(Figure contents as structured data)

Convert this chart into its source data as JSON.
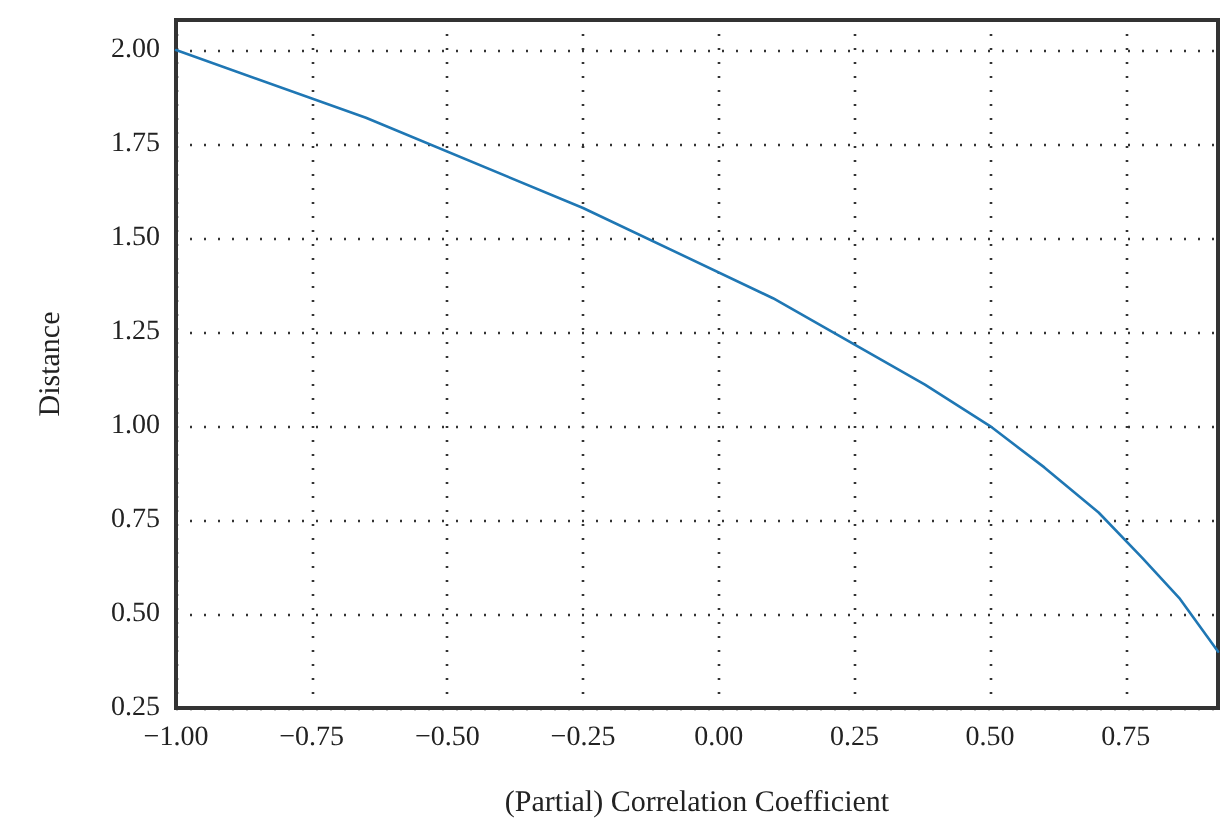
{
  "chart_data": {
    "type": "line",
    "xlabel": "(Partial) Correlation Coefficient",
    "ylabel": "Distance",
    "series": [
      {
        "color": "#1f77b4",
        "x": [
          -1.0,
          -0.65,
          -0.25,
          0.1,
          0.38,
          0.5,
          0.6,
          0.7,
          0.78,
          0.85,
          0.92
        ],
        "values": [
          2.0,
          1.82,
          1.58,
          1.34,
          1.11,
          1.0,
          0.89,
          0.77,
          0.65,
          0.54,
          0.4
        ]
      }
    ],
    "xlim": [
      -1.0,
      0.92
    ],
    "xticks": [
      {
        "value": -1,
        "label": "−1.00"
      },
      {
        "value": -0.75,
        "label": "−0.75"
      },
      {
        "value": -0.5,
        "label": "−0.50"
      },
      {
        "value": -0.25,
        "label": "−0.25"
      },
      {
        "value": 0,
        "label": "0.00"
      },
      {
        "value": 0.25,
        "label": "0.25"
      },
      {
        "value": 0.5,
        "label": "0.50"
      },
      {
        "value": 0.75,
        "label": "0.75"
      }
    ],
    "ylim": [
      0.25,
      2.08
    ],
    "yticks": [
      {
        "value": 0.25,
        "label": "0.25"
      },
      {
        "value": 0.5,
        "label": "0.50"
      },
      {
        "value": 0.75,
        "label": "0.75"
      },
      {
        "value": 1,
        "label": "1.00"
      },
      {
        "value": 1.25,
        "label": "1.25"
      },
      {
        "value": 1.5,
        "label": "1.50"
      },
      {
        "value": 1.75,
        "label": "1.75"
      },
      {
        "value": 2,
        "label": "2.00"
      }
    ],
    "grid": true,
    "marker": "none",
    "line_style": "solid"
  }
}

## EXERCISE TASK
Skip the images and write out the rest of the listing exactly.

## SOLUTION TO THIS TASK
Convert this chart into its source data as JSON.
{
  "chart_data": {
    "type": "line",
    "xlabel": "(Partial) Correlation Coefficient",
    "ylabel": "Distance",
    "series": [
      {
        "color": "#1f77b4",
        "x": [
          -1.0,
          -0.65,
          -0.25,
          0.1,
          0.38,
          0.5,
          0.6,
          0.7,
          0.78,
          0.85,
          0.92
        ],
        "values": [
          2.0,
          1.82,
          1.58,
          1.34,
          1.11,
          1.0,
          0.89,
          0.77,
          0.65,
          0.54,
          0.4
        ]
      }
    ],
    "xlim": [
      -1.0,
      0.92
    ],
    "xticks": [
      {
        "value": -1,
        "label": "−1.00"
      },
      {
        "value": -0.75,
        "label": "−0.75"
      },
      {
        "value": -0.5,
        "label": "−0.50"
      },
      {
        "value": -0.25,
        "label": "−0.25"
      },
      {
        "value": 0,
        "label": "0.00"
      },
      {
        "value": 0.25,
        "label": "0.25"
      },
      {
        "value": 0.5,
        "label": "0.50"
      },
      {
        "value": 0.75,
        "label": "0.75"
      }
    ],
    "ylim": [
      0.25,
      2.08
    ],
    "yticks": [
      {
        "value": 0.25,
        "label": "0.25"
      },
      {
        "value": 0.5,
        "label": "0.50"
      },
      {
        "value": 0.75,
        "label": "0.75"
      },
      {
        "value": 1,
        "label": "1.00"
      },
      {
        "value": 1.25,
        "label": "1.25"
      },
      {
        "value": 1.5,
        "label": "1.50"
      },
      {
        "value": 1.75,
        "label": "1.75"
      },
      {
        "value": 2,
        "label": "2.00"
      }
    ],
    "grid": true,
    "marker": "none",
    "line_style": "solid"
  }
}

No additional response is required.